=== DATA ROWS ===

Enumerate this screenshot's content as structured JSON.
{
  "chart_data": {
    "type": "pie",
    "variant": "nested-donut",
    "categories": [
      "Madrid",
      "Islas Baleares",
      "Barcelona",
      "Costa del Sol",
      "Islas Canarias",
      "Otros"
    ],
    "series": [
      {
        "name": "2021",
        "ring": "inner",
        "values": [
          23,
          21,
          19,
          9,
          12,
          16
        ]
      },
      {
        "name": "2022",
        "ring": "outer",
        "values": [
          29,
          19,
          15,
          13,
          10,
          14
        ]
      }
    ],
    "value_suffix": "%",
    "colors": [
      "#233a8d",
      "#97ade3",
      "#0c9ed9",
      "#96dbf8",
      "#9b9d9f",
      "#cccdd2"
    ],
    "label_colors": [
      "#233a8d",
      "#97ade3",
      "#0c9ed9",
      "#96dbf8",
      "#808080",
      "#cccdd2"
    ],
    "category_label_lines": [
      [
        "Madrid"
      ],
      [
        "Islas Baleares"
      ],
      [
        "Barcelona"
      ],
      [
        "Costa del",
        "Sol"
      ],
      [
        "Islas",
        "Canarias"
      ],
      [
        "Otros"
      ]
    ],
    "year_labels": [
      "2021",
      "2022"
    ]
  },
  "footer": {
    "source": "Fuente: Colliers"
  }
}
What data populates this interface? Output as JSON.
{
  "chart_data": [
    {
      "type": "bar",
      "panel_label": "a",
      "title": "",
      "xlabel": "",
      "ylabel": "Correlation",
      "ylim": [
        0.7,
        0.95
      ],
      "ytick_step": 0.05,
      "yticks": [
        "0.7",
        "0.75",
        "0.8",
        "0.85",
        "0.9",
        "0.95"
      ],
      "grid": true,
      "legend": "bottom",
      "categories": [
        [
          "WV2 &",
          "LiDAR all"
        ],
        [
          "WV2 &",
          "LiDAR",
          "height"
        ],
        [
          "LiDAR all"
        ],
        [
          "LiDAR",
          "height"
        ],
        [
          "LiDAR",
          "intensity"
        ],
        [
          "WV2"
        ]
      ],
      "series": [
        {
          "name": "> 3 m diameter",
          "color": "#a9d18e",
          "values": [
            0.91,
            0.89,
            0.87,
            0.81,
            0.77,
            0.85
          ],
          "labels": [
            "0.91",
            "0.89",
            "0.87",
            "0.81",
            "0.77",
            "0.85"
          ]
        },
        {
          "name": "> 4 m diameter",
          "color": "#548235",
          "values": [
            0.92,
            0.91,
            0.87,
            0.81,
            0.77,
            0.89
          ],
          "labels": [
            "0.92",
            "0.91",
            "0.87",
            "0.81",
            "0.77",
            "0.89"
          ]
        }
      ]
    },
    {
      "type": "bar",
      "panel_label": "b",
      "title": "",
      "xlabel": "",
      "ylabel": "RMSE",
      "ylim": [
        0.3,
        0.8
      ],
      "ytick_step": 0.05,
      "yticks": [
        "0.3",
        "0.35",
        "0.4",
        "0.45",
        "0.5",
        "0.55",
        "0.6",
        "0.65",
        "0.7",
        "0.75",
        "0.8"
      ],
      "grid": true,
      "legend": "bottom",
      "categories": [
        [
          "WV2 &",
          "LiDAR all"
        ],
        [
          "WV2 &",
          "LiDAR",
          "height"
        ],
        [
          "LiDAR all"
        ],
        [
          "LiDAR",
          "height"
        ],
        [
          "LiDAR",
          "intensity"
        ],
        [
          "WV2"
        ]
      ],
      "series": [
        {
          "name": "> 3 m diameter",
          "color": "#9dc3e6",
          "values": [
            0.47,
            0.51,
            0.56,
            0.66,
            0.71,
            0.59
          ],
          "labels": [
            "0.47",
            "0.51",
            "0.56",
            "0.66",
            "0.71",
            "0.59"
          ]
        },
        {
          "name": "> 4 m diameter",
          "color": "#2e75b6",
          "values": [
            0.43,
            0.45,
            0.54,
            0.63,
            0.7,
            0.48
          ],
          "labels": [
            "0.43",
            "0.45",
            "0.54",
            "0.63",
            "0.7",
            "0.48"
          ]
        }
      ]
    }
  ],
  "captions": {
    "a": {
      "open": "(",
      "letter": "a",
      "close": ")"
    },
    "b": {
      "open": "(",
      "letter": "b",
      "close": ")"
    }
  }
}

===

Copy every line of the records word for word.

Enumerate this screenshot's content as structured JSON.
{
  "chart_data": {
    "type": "pie",
    "variant": "nested-donut",
    "categories": [
      "Madrid",
      "Islas Baleares",
      "Barcelona",
      "Costa del Sol",
      "Islas Canarias",
      "Otros"
    ],
    "series": [
      {
        "name": "2021",
        "ring": "inner",
        "values": [
          23,
          21,
          19,
          9,
          12,
          16
        ]
      },
      {
        "name": "2022",
        "ring": "outer",
        "values": [
          29,
          19,
          15,
          13,
          10,
          14
        ]
      }
    ],
    "value_suffix": "%",
    "colors": [
      "#233a8d",
      "#97ade3",
      "#0c9ed9",
      "#96dbf8",
      "#9b9d9f",
      "#cccdd2"
    ],
    "label_colors": [
      "#233a8d",
      "#97ade3",
      "#0c9ed9",
      "#96dbf8",
      "#808080",
      "#cccdd2"
    ],
    "category_label_lines": [
      [
        "Madrid"
      ],
      [
        "Islas Baleares"
      ],
      [
        "Barcelona"
      ],
      [
        "Costa del",
        "Sol"
      ],
      [
        "Islas",
        "Canarias"
      ],
      [
        "Otros"
      ]
    ],
    "year_labels": [
      "2021",
      "2022"
    ]
  },
  "footer": {
    "source": "Fuente: Colliers"
  }
}
What data populates this interface? Output as JSON.
{
  "chart_data": [
    {
      "type": "bar",
      "panel_label": "a",
      "title": "",
      "xlabel": "",
      "ylabel": "Correlation",
      "ylim": [
        0.7,
        0.95
      ],
      "ytick_step": 0.05,
      "yticks": [
        "0.7",
        "0.75",
        "0.8",
        "0.85",
        "0.9",
        "0.95"
      ],
      "grid": true,
      "legend": "bottom",
      "categories": [
        [
          "WV2 &",
          "LiDAR all"
        ],
        [
          "WV2 &",
          "LiDAR",
          "height"
        ],
        [
          "LiDAR all"
        ],
        [
          "LiDAR",
          "height"
        ],
        [
          "LiDAR",
          "intensity"
        ],
        [
          "WV2"
        ]
      ],
      "series": [
        {
          "name": "> 3 m diameter",
          "color": "#a9d18e",
          "values": [
            0.91,
            0.89,
            0.87,
            0.81,
            0.77,
            0.85
          ],
          "labels": [
            "0.91",
            "0.89",
            "0.87",
            "0.81",
            "0.77",
            "0.85"
          ]
        },
        {
          "name": "> 4 m diameter",
          "color": "#548235",
          "values": [
            0.92,
            0.91,
            0.87,
            0.81,
            0.77,
            0.89
          ],
          "labels": [
            "0.92",
            "0.91",
            "0.87",
            "0.81",
            "0.77",
            "0.89"
          ]
        }
      ]
    },
    {
      "type": "bar",
      "panel_label": "b",
      "title": "",
      "xlabel": "",
      "ylabel": "RMSE",
      "ylim": [
        0.3,
        0.8
      ],
      "ytick_step": 0.05,
      "yticks": [
        "0.3",
        "0.35",
        "0.4",
        "0.45",
        "0.5",
        "0.55",
        "0.6",
        "0.65",
        "0.7",
        "0.75",
        "0.8"
      ],
      "grid": true,
      "legend": "bottom",
      "categories": [
        [
          "WV2 &",
          "LiDAR all"
        ],
        [
          "WV2 &",
          "LiDAR",
          "height"
        ],
        [
          "LiDAR all"
        ],
        [
          "LiDAR",
          "height"
        ],
        [
          "LiDAR",
          "intensity"
        ],
        [
          "WV2"
        ]
      ],
      "series": [
        {
          "name": "> 3 m diameter",
          "color": "#9dc3e6",
          "values": [
            0.47,
            0.51,
            0.56,
            0.66,
            0.71,
            0.59
          ],
          "labels": [
            "0.47",
            "0.51",
            "0.56",
            "0.66",
            "0.71",
            "0.59"
          ]
        },
        {
          "name": "> 4 m diameter",
          "color": "#2e75b6",
          "values": [
            0.43,
            0.45,
            0.54,
            0.63,
            0.7,
            0.48
          ],
          "labels": [
            "0.43",
            "0.45",
            "0.54",
            "0.63",
            "0.7",
            "0.48"
          ]
        }
      ]
    }
  ],
  "captions": {
    "a": {
      "open": "(",
      "letter": "a",
      "close": ")"
    },
    "b": {
      "open": "(",
      "letter": "b",
      "close": ")"
    }
  }
}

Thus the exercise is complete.